● **Exercise directions**: Restate every line of the material, word for word.
— START OF Source material —
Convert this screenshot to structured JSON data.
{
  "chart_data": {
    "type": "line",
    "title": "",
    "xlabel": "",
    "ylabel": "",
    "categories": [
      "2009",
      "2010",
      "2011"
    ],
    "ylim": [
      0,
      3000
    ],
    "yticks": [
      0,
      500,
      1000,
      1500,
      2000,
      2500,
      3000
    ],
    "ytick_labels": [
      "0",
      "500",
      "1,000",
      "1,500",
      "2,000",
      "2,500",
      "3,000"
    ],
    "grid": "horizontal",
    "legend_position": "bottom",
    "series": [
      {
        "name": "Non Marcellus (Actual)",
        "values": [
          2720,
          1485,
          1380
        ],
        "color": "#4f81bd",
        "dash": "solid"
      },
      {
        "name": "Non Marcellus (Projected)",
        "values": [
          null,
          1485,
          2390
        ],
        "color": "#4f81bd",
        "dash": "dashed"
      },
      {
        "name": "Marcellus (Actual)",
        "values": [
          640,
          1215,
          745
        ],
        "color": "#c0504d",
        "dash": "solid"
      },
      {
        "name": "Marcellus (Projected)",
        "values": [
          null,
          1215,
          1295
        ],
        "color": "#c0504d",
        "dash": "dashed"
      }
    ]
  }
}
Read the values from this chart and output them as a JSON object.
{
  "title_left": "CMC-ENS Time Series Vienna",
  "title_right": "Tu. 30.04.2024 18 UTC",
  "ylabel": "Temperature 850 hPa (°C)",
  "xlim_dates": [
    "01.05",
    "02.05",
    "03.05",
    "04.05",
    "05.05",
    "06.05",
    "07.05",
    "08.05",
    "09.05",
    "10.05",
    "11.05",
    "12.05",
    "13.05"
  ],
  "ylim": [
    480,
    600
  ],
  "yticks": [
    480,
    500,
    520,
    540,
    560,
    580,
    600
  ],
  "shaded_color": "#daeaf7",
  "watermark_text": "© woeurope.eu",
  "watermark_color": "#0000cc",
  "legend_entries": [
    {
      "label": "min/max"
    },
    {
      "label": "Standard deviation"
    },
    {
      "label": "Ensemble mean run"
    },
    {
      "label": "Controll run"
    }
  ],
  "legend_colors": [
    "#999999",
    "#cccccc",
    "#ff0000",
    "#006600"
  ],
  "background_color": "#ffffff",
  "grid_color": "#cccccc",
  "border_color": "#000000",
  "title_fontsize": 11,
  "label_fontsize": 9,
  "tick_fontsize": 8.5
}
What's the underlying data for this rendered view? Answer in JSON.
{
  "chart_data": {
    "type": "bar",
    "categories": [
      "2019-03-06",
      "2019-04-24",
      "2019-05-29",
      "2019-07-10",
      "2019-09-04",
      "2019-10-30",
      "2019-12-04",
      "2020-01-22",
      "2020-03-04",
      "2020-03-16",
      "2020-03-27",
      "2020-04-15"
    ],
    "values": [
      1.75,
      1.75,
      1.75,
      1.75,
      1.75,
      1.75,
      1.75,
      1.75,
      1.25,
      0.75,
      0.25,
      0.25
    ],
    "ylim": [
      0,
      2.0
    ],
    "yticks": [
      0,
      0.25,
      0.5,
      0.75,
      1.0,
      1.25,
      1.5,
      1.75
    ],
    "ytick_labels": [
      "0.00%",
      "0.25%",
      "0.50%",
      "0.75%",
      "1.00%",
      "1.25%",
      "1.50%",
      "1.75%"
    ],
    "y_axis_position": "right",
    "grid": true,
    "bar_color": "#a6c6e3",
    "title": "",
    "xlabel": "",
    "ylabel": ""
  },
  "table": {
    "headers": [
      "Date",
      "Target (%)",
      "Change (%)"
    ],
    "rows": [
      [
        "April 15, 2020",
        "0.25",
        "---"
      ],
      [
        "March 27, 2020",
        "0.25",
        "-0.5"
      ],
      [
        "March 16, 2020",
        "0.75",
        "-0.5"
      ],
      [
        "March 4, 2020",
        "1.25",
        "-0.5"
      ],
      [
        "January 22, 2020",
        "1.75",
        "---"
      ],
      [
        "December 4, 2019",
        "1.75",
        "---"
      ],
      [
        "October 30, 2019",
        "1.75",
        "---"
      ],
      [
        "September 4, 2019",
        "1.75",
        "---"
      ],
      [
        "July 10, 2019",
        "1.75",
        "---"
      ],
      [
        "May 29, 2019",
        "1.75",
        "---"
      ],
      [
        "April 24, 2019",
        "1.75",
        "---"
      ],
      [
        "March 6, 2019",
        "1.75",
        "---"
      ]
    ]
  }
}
— END OF Source material —
● **Reply to the task**:
Convert this screenshot to structured JSON data.
{
  "chart_data": {
    "type": "line",
    "title": "",
    "xlabel": "",
    "ylabel": "",
    "categories": [
      "2009",
      "2010",
      "2011"
    ],
    "ylim": [
      0,
      3000
    ],
    "yticks": [
      0,
      500,
      1000,
      1500,
      2000,
      2500,
      3000
    ],
    "ytick_labels": [
      "0",
      "500",
      "1,000",
      "1,500",
      "2,000",
      "2,500",
      "3,000"
    ],
    "grid": "horizontal",
    "legend_position": "bottom",
    "series": [
      {
        "name": "Non Marcellus (Actual)",
        "values": [
          2720,
          1485,
          1380
        ],
        "color": "#4f81bd",
        "dash": "solid"
      },
      {
        "name": "Non Marcellus (Projected)",
        "values": [
          null,
          1485,
          2390
        ],
        "color": "#4f81bd",
        "dash": "dashed"
      },
      {
        "name": "Marcellus (Actual)",
        "values": [
          640,
          1215,
          745
        ],
        "color": "#c0504d",
        "dash": "solid"
      },
      {
        "name": "Marcellus (Projected)",
        "values": [
          null,
          1215,
          1295
        ],
        "color": "#c0504d",
        "dash": "dashed"
      }
    ]
  }
}
Read the values from this chart and output them as a JSON object.
{
  "title_left": "CMC-ENS Time Series Vienna",
  "title_right": "Tu. 30.04.2024 18 UTC",
  "ylabel": "Temperature 850 hPa (°C)",
  "xlim_dates": [
    "01.05",
    "02.05",
    "03.05",
    "04.05",
    "05.05",
    "06.05",
    "07.05",
    "08.05",
    "09.05",
    "10.05",
    "11.05",
    "12.05",
    "13.05"
  ],
  "ylim": [
    480,
    600
  ],
  "yticks": [
    480,
    500,
    520,
    540,
    560,
    580,
    600
  ],
  "shaded_color": "#daeaf7",
  "watermark_text": "© woeurope.eu",
  "watermark_color": "#0000cc",
  "legend_entries": [
    {
      "label": "min/max"
    },
    {
      "label": "Standard deviation"
    },
    {
      "label": "Ensemble mean run"
    },
    {
      "label": "Controll run"
    }
  ],
  "legend_colors": [
    "#999999",
    "#cccccc",
    "#ff0000",
    "#006600"
  ],
  "background_color": "#ffffff",
  "grid_color": "#cccccc",
  "border_color": "#000000",
  "title_fontsize": 11,
  "label_fontsize": 9,
  "tick_fontsize": 8.5
}
What's the underlying data for this rendered view? Answer in JSON.
{
  "chart_data": {
    "type": "bar",
    "categories": [
      "2019-03-06",
      "2019-04-24",
      "2019-05-29",
      "2019-07-10",
      "2019-09-04",
      "2019-10-30",
      "2019-12-04",
      "2020-01-22",
      "2020-03-04",
      "2020-03-16",
      "2020-03-27",
      "2020-04-15"
    ],
    "values": [
      1.75,
      1.75,
      1.75,
      1.75,
      1.75,
      1.75,
      1.75,
      1.75,
      1.25,
      0.75,
      0.25,
      0.25
    ],
    "ylim": [
      0,
      2.0
    ],
    "yticks": [
      0,
      0.25,
      0.5,
      0.75,
      1.0,
      1.25,
      1.5,
      1.75
    ],
    "ytick_labels": [
      "0.00%",
      "0.25%",
      "0.50%",
      "0.75%",
      "1.00%",
      "1.25%",
      "1.50%",
      "1.75%"
    ],
    "y_axis_position": "right",
    "grid": true,
    "bar_color": "#a6c6e3",
    "title": "",
    "xlabel": "",
    "ylabel": ""
  },
  "table": {
    "headers": [
      "Date",
      "Target (%)",
      "Change (%)"
    ],
    "rows": [
      [
        "April 15, 2020",
        "0.25",
        "---"
      ],
      [
        "March 27, 2020",
        "0.25",
        "-0.5"
      ],
      [
        "March 16, 2020",
        "0.75",
        "-0.5"
      ],
      [
        "March 4, 2020",
        "1.25",
        "-0.5"
      ],
      [
        "January 22, 2020",
        "1.75",
        "---"
      ],
      [
        "December 4, 2019",
        "1.75",
        "---"
      ],
      [
        "October 30, 2019",
        "1.75",
        "---"
      ],
      [
        "September 4, 2019",
        "1.75",
        "---"
      ],
      [
        "July 10, 2019",
        "1.75",
        "---"
      ],
      [
        "May 29, 2019",
        "1.75",
        "---"
      ],
      [
        "April 24, 2019",
        "1.75",
        "---"
      ],
      [
        "March 6, 2019",
        "1.75",
        "---"
      ]
    ]
  }
}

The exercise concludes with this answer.